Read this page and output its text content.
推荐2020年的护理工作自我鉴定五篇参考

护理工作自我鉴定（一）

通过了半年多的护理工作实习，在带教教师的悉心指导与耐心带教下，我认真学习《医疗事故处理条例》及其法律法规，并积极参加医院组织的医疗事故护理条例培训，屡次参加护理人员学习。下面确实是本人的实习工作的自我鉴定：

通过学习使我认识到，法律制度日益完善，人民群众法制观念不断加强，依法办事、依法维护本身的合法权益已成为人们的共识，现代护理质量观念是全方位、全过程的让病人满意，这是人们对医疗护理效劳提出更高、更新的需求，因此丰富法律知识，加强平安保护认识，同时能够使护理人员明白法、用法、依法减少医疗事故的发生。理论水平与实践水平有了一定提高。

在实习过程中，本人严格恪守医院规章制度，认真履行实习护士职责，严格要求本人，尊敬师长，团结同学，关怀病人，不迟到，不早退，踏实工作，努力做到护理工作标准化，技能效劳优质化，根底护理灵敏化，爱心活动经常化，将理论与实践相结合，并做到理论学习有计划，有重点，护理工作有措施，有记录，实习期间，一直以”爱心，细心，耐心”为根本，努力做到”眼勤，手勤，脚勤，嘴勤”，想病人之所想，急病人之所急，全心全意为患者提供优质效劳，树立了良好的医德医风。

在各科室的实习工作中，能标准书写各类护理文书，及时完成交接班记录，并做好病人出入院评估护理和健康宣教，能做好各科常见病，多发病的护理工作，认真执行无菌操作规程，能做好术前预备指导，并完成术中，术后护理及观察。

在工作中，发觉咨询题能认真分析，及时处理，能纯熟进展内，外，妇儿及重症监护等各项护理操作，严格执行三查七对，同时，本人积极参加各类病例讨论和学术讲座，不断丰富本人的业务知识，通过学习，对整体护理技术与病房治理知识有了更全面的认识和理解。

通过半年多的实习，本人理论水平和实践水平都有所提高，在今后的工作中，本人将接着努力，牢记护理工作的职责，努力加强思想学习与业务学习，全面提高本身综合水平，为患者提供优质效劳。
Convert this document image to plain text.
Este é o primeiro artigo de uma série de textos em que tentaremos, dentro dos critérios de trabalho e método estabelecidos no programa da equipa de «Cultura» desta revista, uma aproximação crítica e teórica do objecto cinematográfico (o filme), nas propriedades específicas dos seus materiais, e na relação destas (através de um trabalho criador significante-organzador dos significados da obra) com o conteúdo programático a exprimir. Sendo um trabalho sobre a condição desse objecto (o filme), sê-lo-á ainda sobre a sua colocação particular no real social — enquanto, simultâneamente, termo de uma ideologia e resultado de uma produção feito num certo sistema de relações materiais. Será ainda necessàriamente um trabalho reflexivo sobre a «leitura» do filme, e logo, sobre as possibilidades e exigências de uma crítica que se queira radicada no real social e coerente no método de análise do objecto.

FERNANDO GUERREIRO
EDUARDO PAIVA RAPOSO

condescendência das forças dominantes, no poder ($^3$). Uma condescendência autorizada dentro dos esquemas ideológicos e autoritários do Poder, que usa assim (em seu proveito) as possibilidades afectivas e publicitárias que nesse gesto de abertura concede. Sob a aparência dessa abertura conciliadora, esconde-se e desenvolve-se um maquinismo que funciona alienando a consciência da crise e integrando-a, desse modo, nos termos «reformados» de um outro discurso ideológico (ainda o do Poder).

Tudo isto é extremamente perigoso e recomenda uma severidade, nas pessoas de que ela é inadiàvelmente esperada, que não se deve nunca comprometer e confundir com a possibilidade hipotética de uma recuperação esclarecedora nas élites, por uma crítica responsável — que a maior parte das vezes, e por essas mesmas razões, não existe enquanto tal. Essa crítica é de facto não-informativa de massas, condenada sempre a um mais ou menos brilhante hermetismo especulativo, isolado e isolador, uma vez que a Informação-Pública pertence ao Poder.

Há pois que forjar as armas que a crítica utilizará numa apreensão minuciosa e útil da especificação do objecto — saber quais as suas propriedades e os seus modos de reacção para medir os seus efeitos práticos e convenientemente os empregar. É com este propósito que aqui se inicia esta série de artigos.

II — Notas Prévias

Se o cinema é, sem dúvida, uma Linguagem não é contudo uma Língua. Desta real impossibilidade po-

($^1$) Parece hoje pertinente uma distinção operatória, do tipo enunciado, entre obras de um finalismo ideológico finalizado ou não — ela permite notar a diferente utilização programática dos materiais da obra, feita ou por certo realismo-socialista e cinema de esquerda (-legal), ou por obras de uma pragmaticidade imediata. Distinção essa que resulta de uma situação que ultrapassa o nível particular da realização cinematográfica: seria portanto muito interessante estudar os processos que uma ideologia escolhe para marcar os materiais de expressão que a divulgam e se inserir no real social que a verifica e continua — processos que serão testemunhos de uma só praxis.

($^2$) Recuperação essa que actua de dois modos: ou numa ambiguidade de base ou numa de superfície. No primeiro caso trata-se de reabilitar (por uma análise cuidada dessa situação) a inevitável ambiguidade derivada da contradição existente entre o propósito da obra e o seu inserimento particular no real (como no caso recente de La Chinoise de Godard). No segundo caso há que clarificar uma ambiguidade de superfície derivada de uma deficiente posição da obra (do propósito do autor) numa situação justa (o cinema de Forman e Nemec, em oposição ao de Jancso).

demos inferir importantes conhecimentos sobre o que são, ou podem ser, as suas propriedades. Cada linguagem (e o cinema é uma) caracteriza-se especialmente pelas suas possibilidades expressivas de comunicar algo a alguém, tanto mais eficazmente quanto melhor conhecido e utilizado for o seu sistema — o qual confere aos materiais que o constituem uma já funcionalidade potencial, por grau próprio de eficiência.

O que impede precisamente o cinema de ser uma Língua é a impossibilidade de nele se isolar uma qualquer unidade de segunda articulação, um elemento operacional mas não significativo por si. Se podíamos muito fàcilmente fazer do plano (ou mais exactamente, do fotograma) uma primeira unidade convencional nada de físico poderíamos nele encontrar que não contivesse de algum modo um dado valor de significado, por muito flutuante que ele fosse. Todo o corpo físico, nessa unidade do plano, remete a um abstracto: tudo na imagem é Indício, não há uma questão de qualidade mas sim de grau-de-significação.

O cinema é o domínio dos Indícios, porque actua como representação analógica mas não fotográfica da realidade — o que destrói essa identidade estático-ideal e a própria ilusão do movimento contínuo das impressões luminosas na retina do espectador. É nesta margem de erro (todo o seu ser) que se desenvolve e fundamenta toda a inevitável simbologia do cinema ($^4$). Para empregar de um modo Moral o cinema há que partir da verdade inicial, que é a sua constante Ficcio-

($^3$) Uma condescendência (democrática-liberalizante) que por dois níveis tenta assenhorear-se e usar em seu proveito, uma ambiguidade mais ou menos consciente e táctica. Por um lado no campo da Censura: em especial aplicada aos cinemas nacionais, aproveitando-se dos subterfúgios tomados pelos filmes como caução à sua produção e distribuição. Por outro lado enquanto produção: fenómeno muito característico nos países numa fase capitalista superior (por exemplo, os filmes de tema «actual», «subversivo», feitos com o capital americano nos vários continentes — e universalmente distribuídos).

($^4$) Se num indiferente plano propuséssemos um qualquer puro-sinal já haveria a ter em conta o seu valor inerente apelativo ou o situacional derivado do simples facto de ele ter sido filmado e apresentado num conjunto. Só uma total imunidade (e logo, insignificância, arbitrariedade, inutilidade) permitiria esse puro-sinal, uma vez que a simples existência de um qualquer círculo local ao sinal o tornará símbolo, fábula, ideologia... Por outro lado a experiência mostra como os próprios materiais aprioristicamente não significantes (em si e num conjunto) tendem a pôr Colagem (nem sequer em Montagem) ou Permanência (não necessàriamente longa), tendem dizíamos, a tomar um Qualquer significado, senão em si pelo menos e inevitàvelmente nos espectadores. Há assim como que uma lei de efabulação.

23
════
Problem requirements: From the records above, extract everything verbatim.

Answer in full:
Read this page and output its text content.
推荐2020年的护理工作自我鉴定五篇参考

护理工作自我鉴定（一）

通过了半年多的护理工作实习，在带教教师的悉心指导与耐心带教下，我认真学习《医疗事故处理条例》及其法律法规，并积极参加医院组织的医疗事故护理条例培训，屡次参加护理人员学习。下面确实是本人的实习工作的自我鉴定：

通过学习使我认识到，法律制度日益完善，人民群众法制观念不断加强，依法办事、依法维护本身的合法权益已成为人们的共识，现代护理质量观念是全方位、全过程的让病人满意，这是人们对医疗护理效劳提出更高、更新的需求，因此丰富法律知识，加强平安保护认识，同时能够使护理人员明白法、用法、依法减少医疗事故的发生。理论水平与实践水平有了一定提高。

在实习过程中，本人严格恪守医院规章制度，认真履行实习护士职责，严格要求本人，尊敬师长，团结同学，关怀病人，不迟到，不早退，踏实工作，努力做到护理工作标准化，技能效劳优质化，根底护理灵敏化，爱心活动经常化，将理论与实践相结合，并做到理论学习有计划，有重点，护理工作有措施，有记录，实习期间，一直以”爱心，细心，耐心”为根本，努力做到”眼勤，手勤，脚勤，嘴勤”，想病人之所想，急病人之所急，全心全意为患者提供优质效劳，树立了良好的医德医风。

在各科室的实习工作中，能标准书写各类护理文书，及时完成交接班记录，并做好病人出入院评估护理和健康宣教，能做好各科常见病，多发病的护理工作，认真执行无菌操作规程，能做好术前预备指导，并完成术中，术后护理及观察。

在工作中，发觉咨询题能认真分析，及时处理，能纯熟进展内，外，妇儿及重症监护等各项护理操作，严格执行三查七对，同时，本人积极参加各类病例讨论和学术讲座，不断丰富本人的业务知识，通过学习，对整体护理技术与病房治理知识有了更全面的认识和理解。

通过半年多的实习，本人理论水平和实践水平都有所提高，在今后的工作中，本人将接着努力，牢记护理工作的职责，努力加强思想学习与业务学习，全面提高本身综合水平，为患者提供优质效劳。
Convert this document image to plain text.
Este é o primeiro artigo de uma série de textos em que tentaremos, dentro dos critérios de trabalho e método estabelecidos no programa da equipa de «Cultura» desta revista, uma aproximação crítica e teórica do objecto cinematográfico (o filme), nas propriedades específicas dos seus materiais, e na relação destas (através de um trabalho criador significante-organzador dos significados da obra) com o conteúdo programático a exprimir. Sendo um trabalho sobre a condição desse objecto (o filme), sê-lo-á ainda sobre a sua colocação particular no real social — enquanto, simultâneamente, termo de uma ideologia e resultado de uma produção feito num certo sistema de relações materiais. Será ainda necessàriamente um trabalho reflexivo sobre a «leitura» do filme, e logo, sobre as possibilidades e exigências de uma crítica que se queira radicada no real social e coerente no método de análise do objecto.

FERNANDO GUERREIRO
EDUARDO PAIVA RAPOSO

condescendência das forças dominantes, no poder ($^3$). Uma condescendência autorizada dentro dos esquemas ideológicos e autoritários do Poder, que usa assim (em seu proveito) as possibilidades afectivas e publicitárias que nesse gesto de abertura concede. Sob a aparência dessa abertura conciliadora, esconde-se e desenvolve-se um maquinismo que funciona alienando a consciência da crise e integrando-a, desse modo, nos termos «reformados» de um outro discurso ideológico (ainda o do Poder).

Tudo isto é extremamente perigoso e recomenda uma severidade, nas pessoas de que ela é inadiàvelmente esperada, que não se deve nunca comprometer e confundir com a possibilidade hipotética de uma recuperação esclarecedora nas élites, por uma crítica responsável — que a maior parte das vezes, e por essas mesmas razões, não existe enquanto tal. Essa crítica é de facto não-informativa de massas, condenada sempre a um mais ou menos brilhante hermetismo especulativo, isolado e isolador, uma vez que a Informação-Pública pertence ao Poder.

Há pois que forjar as armas que a crítica utilizará numa apreensão minuciosa e útil da especificação do objecto — saber quais as suas propriedades e os seus modos de reacção para medir os seus efeitos práticos e convenientemente os empregar. É com este propósito que aqui se inicia esta série de artigos.

II — Notas Prévias

Se o cinema é, sem dúvida, uma Linguagem não é contudo uma Língua. Desta real impossibilidade po-

($^1$) Parece hoje pertinente uma distinção operatória, do tipo enunciado, entre obras de um finalismo ideológico finalizado ou não — ela permite notar a diferente utilização programática dos materiais da obra, feita ou por certo realismo-socialista e cinema de esquerda (-legal), ou por obras de uma pragmaticidade imediata. Distinção essa que resulta de uma situação que ultrapassa o nível particular da realização cinematográfica: seria portanto muito interessante estudar os processos que uma ideologia escolhe para marcar os materiais de expressão que a divulgam e se inserir no real social que a verifica e continua — processos que serão testemunhos de uma só praxis.

($^2$) Recuperação essa que actua de dois modos: ou numa ambiguidade de base ou numa de superfície. No primeiro caso trata-se de reabilitar (por uma análise cuidada dessa situação) a inevitável ambiguidade derivada da contradição existente entre o propósito da obra e o seu inserimento particular no real (como no caso recente de La Chinoise de Godard). No segundo caso há que clarificar uma ambiguidade de superfície derivada de uma deficiente posição da obra (do propósito do autor) numa situação justa (o cinema de Forman e Nemec, em oposição ao de Jancso).

demos inferir importantes conhecimentos sobre o que são, ou podem ser, as suas propriedades. Cada linguagem (e o cinema é uma) caracteriza-se especialmente pelas suas possibilidades expressivas de comunicar algo a alguém, tanto mais eficazmente quanto melhor conhecido e utilizado for o seu sistema — o qual confere aos materiais que o constituem uma já funcionalidade potencial, por grau próprio de eficiência.

O que impede precisamente o cinema de ser uma Língua é a impossibilidade de nele se isolar uma qualquer unidade de segunda articulação, um elemento operacional mas não significativo por si. Se podíamos muito fàcilmente fazer do plano (ou mais exactamente, do fotograma) uma primeira unidade convencional nada de físico poderíamos nele encontrar que não contivesse de algum modo um dado valor de significado, por muito flutuante que ele fosse. Todo o corpo físico, nessa unidade do plano, remete a um abstracto: tudo na imagem é Indício, não há uma questão de qualidade mas sim de grau-de-significação.

O cinema é o domínio dos Indícios, porque actua como representação analógica mas não fotográfica da realidade — o que destrói essa identidade estático-ideal e a própria ilusão do movimento contínuo das impressões luminosas na retina do espectador. É nesta margem de erro (todo o seu ser) que se desenvolve e fundamenta toda a inevitável simbologia do cinema ($^4$). Para empregar de um modo Moral o cinema há que partir da verdade inicial, que é a sua constante Ficcio-

($^3$) Uma condescendência (democrática-liberalizante) que por dois níveis tenta assenhorear-se e usar em seu proveito, uma ambiguidade mais ou menos consciente e táctica. Por um lado no campo da Censura: em especial aplicada aos cinemas nacionais, aproveitando-se dos subterfúgios tomados pelos filmes como caução à sua produção e distribuição. Por outro lado enquanto produção: fenómeno muito característico nos países numa fase capitalista superior (por exemplo, os filmes de tema «actual», «subversivo», feitos com o capital americano nos vários continentes — e universalmente distribuídos).

($^4$) Se num indiferente plano propuséssemos um qualquer puro-sinal já haveria a ter em conta o seu valor inerente apelativo ou o situacional derivado do simples facto de ele ter sido filmado e apresentado num conjunto. Só uma total imunidade (e logo, insignificância, arbitrariedade, inutilidade) permitiria esse puro-sinal, uma vez que a simples existência de um qualquer círculo local ao sinal o tornará símbolo, fábula, ideologia... Por outro lado a experiência mostra como os próprios materiais aprioristicamente não significantes (em si e num conjunto) tendem a pôr Colagem (nem sequer em Montagem) ou Permanência (não necessàriamente longa), tendem dizíamos, a tomar um Qualquer significado, senão em si pelo menos e inevitàvelmente nos espectadores. Há assim como que uma lei de efabulação.

23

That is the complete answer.